=== Written instruction ===
The answer is one number: how many lines hold the string "jelicie".

(Dataset records)
* * *
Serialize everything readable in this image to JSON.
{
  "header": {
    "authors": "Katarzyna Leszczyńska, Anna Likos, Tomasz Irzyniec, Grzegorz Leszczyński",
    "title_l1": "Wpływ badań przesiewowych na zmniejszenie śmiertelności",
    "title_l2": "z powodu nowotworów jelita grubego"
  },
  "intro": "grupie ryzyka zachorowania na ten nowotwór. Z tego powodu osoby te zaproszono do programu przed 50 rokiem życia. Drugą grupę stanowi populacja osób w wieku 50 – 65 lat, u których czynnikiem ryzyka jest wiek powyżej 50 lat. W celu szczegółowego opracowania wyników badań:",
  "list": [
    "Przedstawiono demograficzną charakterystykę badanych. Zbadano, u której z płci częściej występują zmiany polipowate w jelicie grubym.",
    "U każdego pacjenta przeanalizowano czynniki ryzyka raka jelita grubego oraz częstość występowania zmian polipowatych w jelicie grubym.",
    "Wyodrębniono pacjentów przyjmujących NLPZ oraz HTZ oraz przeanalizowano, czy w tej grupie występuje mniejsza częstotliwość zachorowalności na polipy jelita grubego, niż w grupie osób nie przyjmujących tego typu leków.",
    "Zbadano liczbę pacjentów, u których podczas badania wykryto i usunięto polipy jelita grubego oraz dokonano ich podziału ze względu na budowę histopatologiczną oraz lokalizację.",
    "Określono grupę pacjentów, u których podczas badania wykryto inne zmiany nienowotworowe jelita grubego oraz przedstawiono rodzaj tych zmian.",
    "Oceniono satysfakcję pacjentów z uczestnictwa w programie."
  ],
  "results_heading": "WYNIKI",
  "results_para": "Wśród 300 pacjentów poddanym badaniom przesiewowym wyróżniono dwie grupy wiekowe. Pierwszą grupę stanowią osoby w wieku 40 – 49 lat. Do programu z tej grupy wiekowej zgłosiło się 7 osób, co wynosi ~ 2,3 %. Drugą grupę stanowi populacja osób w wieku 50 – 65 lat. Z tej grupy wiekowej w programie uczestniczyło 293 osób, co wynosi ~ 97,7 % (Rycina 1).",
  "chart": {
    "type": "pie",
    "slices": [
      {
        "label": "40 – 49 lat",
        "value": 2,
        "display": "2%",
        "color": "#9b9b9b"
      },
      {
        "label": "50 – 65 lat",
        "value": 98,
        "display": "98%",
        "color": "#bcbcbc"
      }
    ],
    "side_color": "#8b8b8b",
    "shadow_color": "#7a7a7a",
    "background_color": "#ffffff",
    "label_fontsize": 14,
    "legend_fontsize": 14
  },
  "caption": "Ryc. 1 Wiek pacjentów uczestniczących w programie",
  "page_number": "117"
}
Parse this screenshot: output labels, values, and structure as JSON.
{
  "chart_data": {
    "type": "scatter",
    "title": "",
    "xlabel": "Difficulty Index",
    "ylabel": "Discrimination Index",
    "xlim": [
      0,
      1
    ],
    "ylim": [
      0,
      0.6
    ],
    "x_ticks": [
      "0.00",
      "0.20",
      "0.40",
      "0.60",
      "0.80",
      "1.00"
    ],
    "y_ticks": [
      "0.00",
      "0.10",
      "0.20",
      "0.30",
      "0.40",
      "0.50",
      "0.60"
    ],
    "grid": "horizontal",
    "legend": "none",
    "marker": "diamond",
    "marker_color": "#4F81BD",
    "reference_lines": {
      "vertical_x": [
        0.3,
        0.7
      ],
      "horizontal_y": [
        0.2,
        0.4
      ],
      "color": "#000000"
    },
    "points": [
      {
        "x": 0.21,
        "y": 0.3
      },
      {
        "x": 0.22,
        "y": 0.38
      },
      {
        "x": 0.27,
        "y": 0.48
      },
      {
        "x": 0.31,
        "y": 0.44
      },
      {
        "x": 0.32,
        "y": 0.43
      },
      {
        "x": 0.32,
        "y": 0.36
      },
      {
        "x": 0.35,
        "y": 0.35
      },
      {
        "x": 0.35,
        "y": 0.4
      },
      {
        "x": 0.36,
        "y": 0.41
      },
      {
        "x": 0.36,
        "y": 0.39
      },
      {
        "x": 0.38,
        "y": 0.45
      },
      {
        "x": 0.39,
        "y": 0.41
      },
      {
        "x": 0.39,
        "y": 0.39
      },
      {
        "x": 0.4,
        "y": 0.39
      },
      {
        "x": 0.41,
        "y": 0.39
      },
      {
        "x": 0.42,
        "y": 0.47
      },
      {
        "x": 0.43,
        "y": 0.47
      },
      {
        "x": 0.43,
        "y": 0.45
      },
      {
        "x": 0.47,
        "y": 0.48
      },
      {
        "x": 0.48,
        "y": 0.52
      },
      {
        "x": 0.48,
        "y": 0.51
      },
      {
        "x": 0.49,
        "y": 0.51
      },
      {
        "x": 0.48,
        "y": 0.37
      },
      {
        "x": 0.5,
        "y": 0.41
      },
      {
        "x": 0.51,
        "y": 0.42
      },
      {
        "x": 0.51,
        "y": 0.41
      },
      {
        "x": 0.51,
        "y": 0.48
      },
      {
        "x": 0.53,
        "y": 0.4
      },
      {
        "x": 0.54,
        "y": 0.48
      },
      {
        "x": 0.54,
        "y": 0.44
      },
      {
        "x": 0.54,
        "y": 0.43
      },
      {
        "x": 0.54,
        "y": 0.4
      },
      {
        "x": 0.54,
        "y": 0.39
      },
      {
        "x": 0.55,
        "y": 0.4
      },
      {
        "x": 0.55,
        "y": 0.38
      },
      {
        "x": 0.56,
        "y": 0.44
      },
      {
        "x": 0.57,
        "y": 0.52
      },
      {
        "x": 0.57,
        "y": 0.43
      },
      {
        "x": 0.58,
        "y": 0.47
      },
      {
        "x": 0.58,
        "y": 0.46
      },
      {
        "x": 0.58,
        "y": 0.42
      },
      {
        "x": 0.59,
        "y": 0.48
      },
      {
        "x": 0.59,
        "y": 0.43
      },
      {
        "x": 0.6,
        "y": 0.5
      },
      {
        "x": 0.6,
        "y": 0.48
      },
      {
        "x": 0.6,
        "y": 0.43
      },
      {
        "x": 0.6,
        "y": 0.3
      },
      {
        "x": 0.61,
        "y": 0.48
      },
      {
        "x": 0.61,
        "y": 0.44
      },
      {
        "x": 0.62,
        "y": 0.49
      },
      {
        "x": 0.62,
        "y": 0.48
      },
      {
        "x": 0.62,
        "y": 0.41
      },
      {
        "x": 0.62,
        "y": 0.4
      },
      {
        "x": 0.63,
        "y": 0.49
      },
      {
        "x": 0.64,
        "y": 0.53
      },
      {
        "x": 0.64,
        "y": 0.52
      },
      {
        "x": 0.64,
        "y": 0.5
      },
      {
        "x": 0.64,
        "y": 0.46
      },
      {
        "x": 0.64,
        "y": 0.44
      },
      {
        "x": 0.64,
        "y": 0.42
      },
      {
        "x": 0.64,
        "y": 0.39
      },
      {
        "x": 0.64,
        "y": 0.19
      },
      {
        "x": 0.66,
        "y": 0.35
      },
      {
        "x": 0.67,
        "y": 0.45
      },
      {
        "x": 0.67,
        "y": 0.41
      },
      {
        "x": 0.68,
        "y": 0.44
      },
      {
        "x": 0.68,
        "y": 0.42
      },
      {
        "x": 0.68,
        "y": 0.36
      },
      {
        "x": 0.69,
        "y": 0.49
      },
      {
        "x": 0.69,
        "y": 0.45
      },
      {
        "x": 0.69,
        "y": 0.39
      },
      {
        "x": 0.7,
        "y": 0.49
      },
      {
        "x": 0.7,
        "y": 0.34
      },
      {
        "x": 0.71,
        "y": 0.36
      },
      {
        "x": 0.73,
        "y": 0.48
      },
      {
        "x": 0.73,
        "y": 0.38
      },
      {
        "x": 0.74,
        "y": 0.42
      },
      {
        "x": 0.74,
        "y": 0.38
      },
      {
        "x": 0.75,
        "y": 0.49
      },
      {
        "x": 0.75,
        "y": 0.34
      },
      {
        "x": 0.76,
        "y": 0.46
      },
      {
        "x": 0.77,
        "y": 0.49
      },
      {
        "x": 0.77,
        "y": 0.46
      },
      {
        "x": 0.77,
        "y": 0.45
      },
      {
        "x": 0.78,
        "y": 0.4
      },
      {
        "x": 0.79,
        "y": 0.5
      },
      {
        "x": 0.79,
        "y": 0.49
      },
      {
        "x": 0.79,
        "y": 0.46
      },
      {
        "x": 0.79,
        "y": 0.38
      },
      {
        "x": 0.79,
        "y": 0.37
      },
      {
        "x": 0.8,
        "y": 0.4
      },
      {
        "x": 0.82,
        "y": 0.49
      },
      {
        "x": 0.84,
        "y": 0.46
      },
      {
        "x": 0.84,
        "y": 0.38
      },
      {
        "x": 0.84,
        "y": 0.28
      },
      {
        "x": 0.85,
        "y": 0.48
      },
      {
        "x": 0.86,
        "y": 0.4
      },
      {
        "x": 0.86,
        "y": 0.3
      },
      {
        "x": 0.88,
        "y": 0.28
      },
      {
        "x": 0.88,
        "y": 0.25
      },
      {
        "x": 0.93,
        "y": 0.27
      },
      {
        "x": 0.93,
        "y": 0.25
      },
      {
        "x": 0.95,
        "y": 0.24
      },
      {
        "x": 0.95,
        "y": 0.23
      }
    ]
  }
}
* * *
=== Final answer ===
2